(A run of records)
↓↓↓

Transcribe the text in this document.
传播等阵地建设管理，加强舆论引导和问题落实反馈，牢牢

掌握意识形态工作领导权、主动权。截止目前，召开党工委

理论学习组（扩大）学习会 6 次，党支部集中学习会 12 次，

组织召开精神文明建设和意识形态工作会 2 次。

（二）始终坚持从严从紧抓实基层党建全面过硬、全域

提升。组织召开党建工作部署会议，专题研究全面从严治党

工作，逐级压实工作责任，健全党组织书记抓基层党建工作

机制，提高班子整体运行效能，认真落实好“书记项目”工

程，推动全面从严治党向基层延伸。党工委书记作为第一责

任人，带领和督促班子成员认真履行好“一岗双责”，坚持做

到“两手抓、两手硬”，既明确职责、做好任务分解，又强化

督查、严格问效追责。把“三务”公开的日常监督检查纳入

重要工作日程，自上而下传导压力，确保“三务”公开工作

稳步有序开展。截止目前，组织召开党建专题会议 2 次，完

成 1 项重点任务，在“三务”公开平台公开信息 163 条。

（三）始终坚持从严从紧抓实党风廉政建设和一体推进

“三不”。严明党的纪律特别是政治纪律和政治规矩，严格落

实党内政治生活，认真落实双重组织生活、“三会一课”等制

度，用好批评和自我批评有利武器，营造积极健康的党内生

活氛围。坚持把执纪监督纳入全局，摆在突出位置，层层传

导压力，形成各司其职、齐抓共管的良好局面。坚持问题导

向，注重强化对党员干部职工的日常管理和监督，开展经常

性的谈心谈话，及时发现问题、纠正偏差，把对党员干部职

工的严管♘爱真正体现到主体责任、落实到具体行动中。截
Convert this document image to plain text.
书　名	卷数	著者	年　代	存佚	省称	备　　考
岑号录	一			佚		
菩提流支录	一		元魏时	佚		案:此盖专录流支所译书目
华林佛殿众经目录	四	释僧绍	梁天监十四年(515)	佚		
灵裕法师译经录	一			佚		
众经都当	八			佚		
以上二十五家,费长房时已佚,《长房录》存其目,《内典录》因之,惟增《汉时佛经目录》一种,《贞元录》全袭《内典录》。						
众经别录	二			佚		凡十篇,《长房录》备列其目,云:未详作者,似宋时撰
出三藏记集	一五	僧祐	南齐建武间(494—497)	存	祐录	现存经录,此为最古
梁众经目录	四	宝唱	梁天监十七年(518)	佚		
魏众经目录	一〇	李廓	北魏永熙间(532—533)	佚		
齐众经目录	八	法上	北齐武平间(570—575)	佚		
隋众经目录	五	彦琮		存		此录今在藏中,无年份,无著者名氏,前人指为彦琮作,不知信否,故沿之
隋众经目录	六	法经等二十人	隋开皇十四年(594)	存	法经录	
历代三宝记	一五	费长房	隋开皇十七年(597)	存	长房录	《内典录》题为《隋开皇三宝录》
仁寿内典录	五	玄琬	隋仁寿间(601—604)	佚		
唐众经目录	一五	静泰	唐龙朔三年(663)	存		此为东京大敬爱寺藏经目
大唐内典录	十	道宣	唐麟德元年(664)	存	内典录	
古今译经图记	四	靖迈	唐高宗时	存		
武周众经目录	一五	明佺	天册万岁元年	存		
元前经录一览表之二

↑↑↑

▶ Task requirements
Send back every record, precisely as written.

▶ Solution to this exercise
Transcribe the text in this document.
传播等阵地建设管理，加强舆论引导和问题落实反馈，牢牢

掌握意识形态工作领导权、主动权。截止目前，召开党工委

理论学习组（扩大）学习会 6 次，党支部集中学习会 12 次，

组织召开精神文明建设和意识形态工作会 2 次。

（二）始终坚持从严从紧抓实基层党建全面过硬、全域

提升。组织召开党建工作部署会议，专题研究全面从严治党

工作，逐级压实工作责任，健全党组织书记抓基层党建工作

机制，提高班子整体运行效能，认真落实好“书记项目”工

程，推动全面从严治党向基层延伸。党工委书记作为第一责

任人，带领和督促班子成员认真履行好“一岗双责”，坚持做

到“两手抓、两手硬”，既明确职责、做好任务分解，又强化

督查、严格问效追责。把“三务”公开的日常监督检查纳入

重要工作日程，自上而下传导压力，确保“三务”公开工作

稳步有序开展。截止目前，组织召开党建专题会议 2 次，完

成 1 项重点任务，在“三务”公开平台公开信息 163 条。

（三）始终坚持从严从紧抓实党风廉政建设和一体推进

“三不”。严明党的纪律特别是政治纪律和政治规矩，严格落

实党内政治生活，认真落实双重组织生活、“三会一课”等制

度，用好批评和自我批评有利武器，营造积极健康的党内生

活氛围。坚持把执纪监督纳入全局，摆在突出位置，层层传

导压力，形成各司其职、齐抓共管的良好局面。坚持问题导

向，注重强化对党员干部职工的日常管理和监督，开展经常

性的谈心谈话，及时发现问题、纠正偏差，把对党员干部职

工的严管♘爱真正体现到主体责任、落实到具体行动中。截
Convert this document image to plain text.
书　名	卷数	著者	年　代	存佚	省称	备　　考
岑号录	一			佚		
菩提流支录	一		元魏时	佚		案:此盖专录流支所译书目
华林佛殿众经目录	四	释僧绍	梁天监十四年(515)	佚		
灵裕法师译经录	一			佚		
众经都当	八			佚		
以上二十五家,费长房时已佚,《长房录》存其目,《内典录》因之,惟增《汉时佛经目录》一种,《贞元录》全袭《内典录》。						
众经别录	二			佚		凡十篇,《长房录》备列其目,云:未详作者,似宋时撰
出三藏记集	一五	僧祐	南齐建武间(494—497)	存	祐录	现存经录,此为最古
梁众经目录	四	宝唱	梁天监十七年(518)	佚		
魏众经目录	一〇	李廓	北魏永熙间(532—533)	佚		
齐众经目录	八	法上	北齐武平间(570—575)	佚		
隋众经目录	五	彦琮		存		此录今在藏中,无年份,无著者名氏,前人指为彦琮作,不知信否,故沿之
隋众经目录	六	法经等二十人	隋开皇十四年(594)	存	法经录	
历代三宝记	一五	费长房	隋开皇十七年(597)	存	长房录	《内典录》题为《隋开皇三宝录》
仁寿内典录	五	玄琬	隋仁寿间(601—604)	佚		
唐众经目录	一五	静泰	唐龙朔三年(663)	存		此为东京大敬爱寺藏经目
大唐内典录	十	道宣	唐麟德元年(664)	存	内典录	
古今译经图记	四	靖迈	唐高宗时	存		
武周众经目录	一五	明佺	天册万岁元年	存		
元前经录一览表之二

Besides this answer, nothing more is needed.